» YOUR OBJECTIVE
Every line of the data must be copied exactly.

» RECORD LIST
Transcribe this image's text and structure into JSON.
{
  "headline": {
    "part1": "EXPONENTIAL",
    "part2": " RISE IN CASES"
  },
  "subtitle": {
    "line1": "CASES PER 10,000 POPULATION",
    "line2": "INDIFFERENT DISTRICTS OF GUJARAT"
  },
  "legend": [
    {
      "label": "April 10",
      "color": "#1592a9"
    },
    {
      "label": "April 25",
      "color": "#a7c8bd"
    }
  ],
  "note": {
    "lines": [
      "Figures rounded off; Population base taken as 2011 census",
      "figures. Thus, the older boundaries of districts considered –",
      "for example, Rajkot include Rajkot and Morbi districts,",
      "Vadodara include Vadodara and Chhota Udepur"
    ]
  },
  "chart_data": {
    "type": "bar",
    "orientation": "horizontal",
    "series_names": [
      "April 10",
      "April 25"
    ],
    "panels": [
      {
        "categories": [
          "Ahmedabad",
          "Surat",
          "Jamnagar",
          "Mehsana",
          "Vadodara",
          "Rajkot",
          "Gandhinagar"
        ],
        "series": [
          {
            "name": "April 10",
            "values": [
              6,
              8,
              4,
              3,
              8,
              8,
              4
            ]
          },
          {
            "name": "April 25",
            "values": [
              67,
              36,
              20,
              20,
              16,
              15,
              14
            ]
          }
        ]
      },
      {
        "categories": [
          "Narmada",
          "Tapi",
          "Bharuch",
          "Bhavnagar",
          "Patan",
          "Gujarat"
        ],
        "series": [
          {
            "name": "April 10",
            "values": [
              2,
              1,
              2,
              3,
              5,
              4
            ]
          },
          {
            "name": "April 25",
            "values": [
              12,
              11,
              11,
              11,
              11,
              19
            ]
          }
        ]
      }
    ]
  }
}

» ANSWER
Transcribe this image's text and structure into JSON.
{
  "headline": {
    "part1": "EXPONENTIAL",
    "part2": " RISE IN CASES"
  },
  "subtitle": {
    "line1": "CASES PER 10,000 POPULATION",
    "line2": "INDIFFERENT DISTRICTS OF GUJARAT"
  },
  "legend": [
    {
      "label": "April 10",
      "color": "#1592a9"
    },
    {
      "label": "April 25",
      "color": "#a7c8bd"
    }
  ],
  "note": {
    "lines": [
      "Figures rounded off; Population base taken as 2011 census",
      "figures. Thus, the older boundaries of districts considered –",
      "for example, Rajkot include Rajkot and Morbi districts,",
      "Vadodara include Vadodara and Chhota Udepur"
    ]
  },
  "chart_data": {
    "type": "bar",
    "orientation": "horizontal",
    "series_names": [
      "April 10",
      "April 25"
    ],
    "panels": [
      {
        "categories": [
          "Ahmedabad",
          "Surat",
          "Jamnagar",
          "Mehsana",
          "Vadodara",
          "Rajkot",
          "Gandhinagar"
        ],
        "series": [
          {
            "name": "April 10",
            "values": [
              6,
              8,
              4,
              3,
              8,
              8,
              4
            ]
          },
          {
            "name": "April 25",
            "values": [
              67,
              36,
              20,
              20,
              16,
              15,
              14
            ]
          }
        ]
      },
      {
        "categories": [
          "Narmada",
          "Tapi",
          "Bharuch",
          "Bhavnagar",
          "Patan",
          "Gujarat"
        ],
        "series": [
          {
            "name": "April 10",
            "values": [
              2,
              1,
              2,
              3,
              5,
              4
            ]
          },
          {
            "name": "April 25",
            "values": [
              12,
              11,
              11,
              11,
              11,
              19
            ]
          }
        ]
      }
    ]
  }
}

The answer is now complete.